++++ Recorded data

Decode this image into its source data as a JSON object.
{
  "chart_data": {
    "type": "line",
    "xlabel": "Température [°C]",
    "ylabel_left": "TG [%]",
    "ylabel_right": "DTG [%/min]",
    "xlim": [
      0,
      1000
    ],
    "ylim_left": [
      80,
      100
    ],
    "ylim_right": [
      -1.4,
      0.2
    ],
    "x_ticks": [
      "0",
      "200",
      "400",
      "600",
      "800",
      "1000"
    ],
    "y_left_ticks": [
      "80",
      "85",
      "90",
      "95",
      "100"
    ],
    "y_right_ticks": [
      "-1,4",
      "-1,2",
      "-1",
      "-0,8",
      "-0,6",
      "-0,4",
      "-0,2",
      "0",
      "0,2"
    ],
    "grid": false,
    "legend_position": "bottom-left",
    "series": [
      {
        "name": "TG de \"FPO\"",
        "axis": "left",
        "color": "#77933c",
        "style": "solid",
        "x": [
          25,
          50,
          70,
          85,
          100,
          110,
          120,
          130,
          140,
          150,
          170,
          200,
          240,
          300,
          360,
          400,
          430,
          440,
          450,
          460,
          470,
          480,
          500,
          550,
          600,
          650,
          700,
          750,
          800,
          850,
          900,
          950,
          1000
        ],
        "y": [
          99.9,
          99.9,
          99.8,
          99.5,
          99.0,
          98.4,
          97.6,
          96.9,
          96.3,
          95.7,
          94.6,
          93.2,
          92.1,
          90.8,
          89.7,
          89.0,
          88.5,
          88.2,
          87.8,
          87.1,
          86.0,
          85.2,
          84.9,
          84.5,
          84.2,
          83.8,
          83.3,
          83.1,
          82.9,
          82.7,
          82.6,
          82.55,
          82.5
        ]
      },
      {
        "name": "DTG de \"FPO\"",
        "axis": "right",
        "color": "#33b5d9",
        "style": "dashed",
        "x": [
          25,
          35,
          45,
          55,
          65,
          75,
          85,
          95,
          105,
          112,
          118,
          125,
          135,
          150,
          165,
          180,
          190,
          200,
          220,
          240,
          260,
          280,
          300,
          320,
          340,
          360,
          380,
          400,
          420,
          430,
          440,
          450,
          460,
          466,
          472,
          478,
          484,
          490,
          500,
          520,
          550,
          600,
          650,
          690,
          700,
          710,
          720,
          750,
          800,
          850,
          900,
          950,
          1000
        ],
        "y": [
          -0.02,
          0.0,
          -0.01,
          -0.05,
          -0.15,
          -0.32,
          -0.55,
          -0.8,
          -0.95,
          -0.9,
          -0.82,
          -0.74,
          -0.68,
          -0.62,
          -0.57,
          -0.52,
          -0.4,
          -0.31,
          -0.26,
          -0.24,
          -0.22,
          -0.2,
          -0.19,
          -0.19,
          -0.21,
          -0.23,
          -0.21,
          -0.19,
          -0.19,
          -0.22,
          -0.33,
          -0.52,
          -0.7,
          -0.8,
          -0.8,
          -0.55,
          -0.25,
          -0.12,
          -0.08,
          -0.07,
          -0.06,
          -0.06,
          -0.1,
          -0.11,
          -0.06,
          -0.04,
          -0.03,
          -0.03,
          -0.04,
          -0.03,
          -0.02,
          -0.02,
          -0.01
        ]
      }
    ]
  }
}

++++++++

• What to produce: Copy out the material word for word and line for line.

• Solution to this exercise:
Decode this image into its source data as a JSON object.
{
  "chart_data": {
    "type": "line",
    "xlabel": "Température [°C]",
    "ylabel_left": "TG [%]",
    "ylabel_right": "DTG [%/min]",
    "xlim": [
      0,
      1000
    ],
    "ylim_left": [
      80,
      100
    ],
    "ylim_right": [
      -1.4,
      0.2
    ],
    "x_ticks": [
      "0",
      "200",
      "400",
      "600",
      "800",
      "1000"
    ],
    "y_left_ticks": [
      "80",
      "85",
      "90",
      "95",
      "100"
    ],
    "y_right_ticks": [
      "-1,4",
      "-1,2",
      "-1",
      "-0,8",
      "-0,6",
      "-0,4",
      "-0,2",
      "0",
      "0,2"
    ],
    "grid": false,
    "legend_position": "bottom-left",
    "series": [
      {
        "name": "TG de \"FPO\"",
        "axis": "left",
        "color": "#77933c",
        "style": "solid",
        "x": [
          25,
          50,
          70,
          85,
          100,
          110,
          120,
          130,
          140,
          150,
          170,
          200,
          240,
          300,
          360,
          400,
          430,
          440,
          450,
          460,
          470,
          480,
          500,
          550,
          600,
          650,
          700,
          750,
          800,
          850,
          900,
          950,
          1000
        ],
        "y": [
          99.9,
          99.9,
          99.8,
          99.5,
          99.0,
          98.4,
          97.6,
          96.9,
          96.3,
          95.7,
          94.6,
          93.2,
          92.1,
          90.8,
          89.7,
          89.0,
          88.5,
          88.2,
          87.8,
          87.1,
          86.0,
          85.2,
          84.9,
          84.5,
          84.2,
          83.8,
          83.3,
          83.1,
          82.9,
          82.7,
          82.6,
          82.55,
          82.5
        ]
      },
      {
        "name": "DTG de \"FPO\"",
        "axis": "right",
        "color": "#33b5d9",
        "style": "dashed",
        "x": [
          25,
          35,
          45,
          55,
          65,
          75,
          85,
          95,
          105,
          112,
          118,
          125,
          135,
          150,
          165,
          180,
          190,
          200,
          220,
          240,
          260,
          280,
          300,
          320,
          340,
          360,
          380,
          400,
          420,
          430,
          440,
          450,
          460,
          466,
          472,
          478,
          484,
          490,
          500,
          520,
          550,
          600,
          650,
          690,
          700,
          710,
          720,
          750,
          800,
          850,
          900,
          950,
          1000
        ],
        "y": [
          -0.02,
          0.0,
          -0.01,
          -0.05,
          -0.15,
          -0.32,
          -0.55,
          -0.8,
          -0.95,
          -0.9,
          -0.82,
          -0.74,
          -0.68,
          -0.62,
          -0.57,
          -0.52,
          -0.4,
          -0.31,
          -0.26,
          -0.24,
          -0.22,
          -0.2,
          -0.19,
          -0.19,
          -0.21,
          -0.23,
          -0.21,
          -0.19,
          -0.19,
          -0.22,
          -0.33,
          -0.52,
          -0.7,
          -0.8,
          -0.8,
          -0.55,
          -0.25,
          -0.12,
          -0.08,
          -0.07,
          -0.06,
          -0.06,
          -0.1,
          -0.11,
          -0.06,
          -0.04,
          -0.03,
          -0.03,
          -0.04,
          -0.03,
          -0.02,
          -0.02,
          -0.01
        ]
      }
    ]
  }
}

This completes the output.